Study text:
+++
Computing Reviews

Spectrally adapted Mercer kernels for support vector nonuniform interpolation
Figuera C., Barquero-Pérez Ó., Rojo-Álvarez J., Martínez-Ramón M., Guerrero-Curieses A., Caamaño A. Signal Processing94421-433,2014.Type:Article
Date Reviewed: 12/09/14

This paper addresses the challenging issue of recovery by interpolation of nonuniformly sampled signals, corrupted by additive, zero-mean noise. The reconstruction of a continuous signal from its nonuniformly distributed samples is inherently met in many domains, including medicine and data communication. The authors present a “continuous-time equivalent system for nonuniform interpolation (CESNI),” a solution based on the support vector machine (SVM) approach.
+++
Exercises:
[1] Reproduce the interpolation review verbatim, starting at "Spectrally adapted Mercer" and ending at "machine (SVM) approach.".
[2] Carry on the review of the nonuniform interpolation paper from the point where its text stops.

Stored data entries
+++
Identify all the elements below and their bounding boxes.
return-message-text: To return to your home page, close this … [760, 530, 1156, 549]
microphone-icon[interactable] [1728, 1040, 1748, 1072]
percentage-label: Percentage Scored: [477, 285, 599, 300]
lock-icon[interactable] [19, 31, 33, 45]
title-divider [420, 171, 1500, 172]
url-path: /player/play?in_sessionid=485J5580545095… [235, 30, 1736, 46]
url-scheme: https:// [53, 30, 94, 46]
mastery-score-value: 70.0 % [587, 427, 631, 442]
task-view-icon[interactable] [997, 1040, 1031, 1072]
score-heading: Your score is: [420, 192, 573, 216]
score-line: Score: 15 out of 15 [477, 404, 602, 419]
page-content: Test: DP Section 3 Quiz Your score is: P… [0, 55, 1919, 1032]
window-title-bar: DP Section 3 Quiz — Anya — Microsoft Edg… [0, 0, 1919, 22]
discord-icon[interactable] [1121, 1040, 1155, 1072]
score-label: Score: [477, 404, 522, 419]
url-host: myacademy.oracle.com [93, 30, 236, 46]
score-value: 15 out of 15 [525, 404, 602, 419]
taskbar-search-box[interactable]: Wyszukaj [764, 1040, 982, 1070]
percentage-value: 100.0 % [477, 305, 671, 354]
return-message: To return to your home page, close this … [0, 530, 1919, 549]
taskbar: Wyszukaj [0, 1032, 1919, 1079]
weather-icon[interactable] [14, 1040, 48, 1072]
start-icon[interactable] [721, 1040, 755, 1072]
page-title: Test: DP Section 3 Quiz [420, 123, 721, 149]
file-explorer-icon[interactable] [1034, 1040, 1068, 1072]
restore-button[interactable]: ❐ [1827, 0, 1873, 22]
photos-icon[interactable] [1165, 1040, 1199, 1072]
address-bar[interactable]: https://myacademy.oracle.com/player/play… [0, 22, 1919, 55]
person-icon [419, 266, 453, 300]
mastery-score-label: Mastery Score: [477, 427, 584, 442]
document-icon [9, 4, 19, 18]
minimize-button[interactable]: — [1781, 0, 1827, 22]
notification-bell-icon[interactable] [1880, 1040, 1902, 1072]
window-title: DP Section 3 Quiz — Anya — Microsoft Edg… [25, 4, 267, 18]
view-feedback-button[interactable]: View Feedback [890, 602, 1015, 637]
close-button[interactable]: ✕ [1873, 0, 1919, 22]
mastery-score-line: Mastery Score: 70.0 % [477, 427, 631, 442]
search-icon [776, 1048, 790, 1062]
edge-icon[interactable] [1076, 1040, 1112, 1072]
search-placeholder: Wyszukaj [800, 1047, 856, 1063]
+++
Results for the exercise:
[1]
Spectrally adapted Mercer kernels for support vector nonuniform interpolation
Figuera C., Barquero-Pérez Ó., Rojo-Álvarez J., Martínez-Ramón M., Guerrero-Curieses A., Caamaño A. Signal Processing94421-433,2014.Type:Article
Date Reviewed: 12/09/14

This paper addresses the challenging issue of recovery by interpolation of nonuniformly sampled signals, corrupted by additive, zero-mean noise. The reconstruction of a continuous signal from its nonuniformly distributed samples is inherently met in many domains, including medicine and data communication. The authors present a “continuous-time equivalent system for nonuniform interpolation (CESNI),” a solution based on the support vector machine (SVM) approach.

[2]
Inspired by frequency domain interpretations of the originating Yen’s algorithm and of the Wiener filters, the authors choose to explore a number of spectrally adapted kernels. They investigate several Mercer kernels, modulated versions of radial basis function (RBF) and sinc kernels, or autocorrelation based. A number of experiments explore the algorithms’ behavior in the case of bandpass signals, their spectral adaptation abilities, performance issues of SVM kernels, and their rapport to the Yen and Wiener approaches. Some of the experiments are carried out on synthetic signals, degraded with different types of non-Gaussian noise, with various levels of nonuniformity, and samples rate. The closing part of the experiment section presents an interesting real-life application: the analysis and reconstruction of the heart rate variability (HRV) signal, operated to investigate heart conditions. The evaluation concerns the algorithms’ robustness against non-Gaussian noise and is made in terms of ratio between the spectrum of the signal and that of the error. The experimental results show that the SVM methodology modeled on autocorrelation kernels behaves the best.

The paper is remarkable by its interesting content, the minute and proper exposition of the theoretical and experimental issues. It is supplemented with a very extensive and useful bibliography. It would be worth reading for signal processing specialists.

Reviewer:  Svetlana Segarceanu Review #: CR142993 (1503-0237)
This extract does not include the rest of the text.